In the listing that follows, how many lines contain the string "icon"? Provide only the number.
§ §
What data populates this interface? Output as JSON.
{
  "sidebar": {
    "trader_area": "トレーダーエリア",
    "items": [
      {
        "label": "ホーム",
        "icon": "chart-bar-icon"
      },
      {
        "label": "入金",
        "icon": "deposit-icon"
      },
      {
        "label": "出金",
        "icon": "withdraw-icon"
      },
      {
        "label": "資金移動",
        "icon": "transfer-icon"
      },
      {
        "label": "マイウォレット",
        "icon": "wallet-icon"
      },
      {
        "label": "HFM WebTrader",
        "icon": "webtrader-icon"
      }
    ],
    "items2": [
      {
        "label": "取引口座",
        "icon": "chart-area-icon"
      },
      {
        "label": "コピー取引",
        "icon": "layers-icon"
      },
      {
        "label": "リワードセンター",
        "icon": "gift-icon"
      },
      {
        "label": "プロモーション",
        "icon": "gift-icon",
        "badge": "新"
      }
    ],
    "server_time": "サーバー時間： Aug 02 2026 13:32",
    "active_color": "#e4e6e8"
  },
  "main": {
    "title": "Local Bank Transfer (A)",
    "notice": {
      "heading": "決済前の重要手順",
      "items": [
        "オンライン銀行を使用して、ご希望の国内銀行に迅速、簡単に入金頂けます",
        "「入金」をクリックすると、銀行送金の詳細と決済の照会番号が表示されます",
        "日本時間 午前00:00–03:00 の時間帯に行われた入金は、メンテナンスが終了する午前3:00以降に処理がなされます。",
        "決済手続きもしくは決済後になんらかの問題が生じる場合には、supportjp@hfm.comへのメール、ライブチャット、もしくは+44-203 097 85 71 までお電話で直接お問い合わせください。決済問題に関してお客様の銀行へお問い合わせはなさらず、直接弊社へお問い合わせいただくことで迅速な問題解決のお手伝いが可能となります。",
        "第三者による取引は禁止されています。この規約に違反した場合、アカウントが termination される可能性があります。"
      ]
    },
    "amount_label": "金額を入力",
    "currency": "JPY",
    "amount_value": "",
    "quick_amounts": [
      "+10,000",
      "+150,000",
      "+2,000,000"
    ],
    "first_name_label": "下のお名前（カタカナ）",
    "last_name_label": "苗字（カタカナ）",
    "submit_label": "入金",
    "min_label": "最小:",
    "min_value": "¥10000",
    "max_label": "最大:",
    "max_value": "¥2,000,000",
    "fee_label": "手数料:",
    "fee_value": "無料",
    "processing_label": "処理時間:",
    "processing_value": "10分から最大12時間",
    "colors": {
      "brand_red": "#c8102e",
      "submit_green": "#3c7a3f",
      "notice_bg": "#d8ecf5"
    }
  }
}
§ §
- **Solution to this problem**
10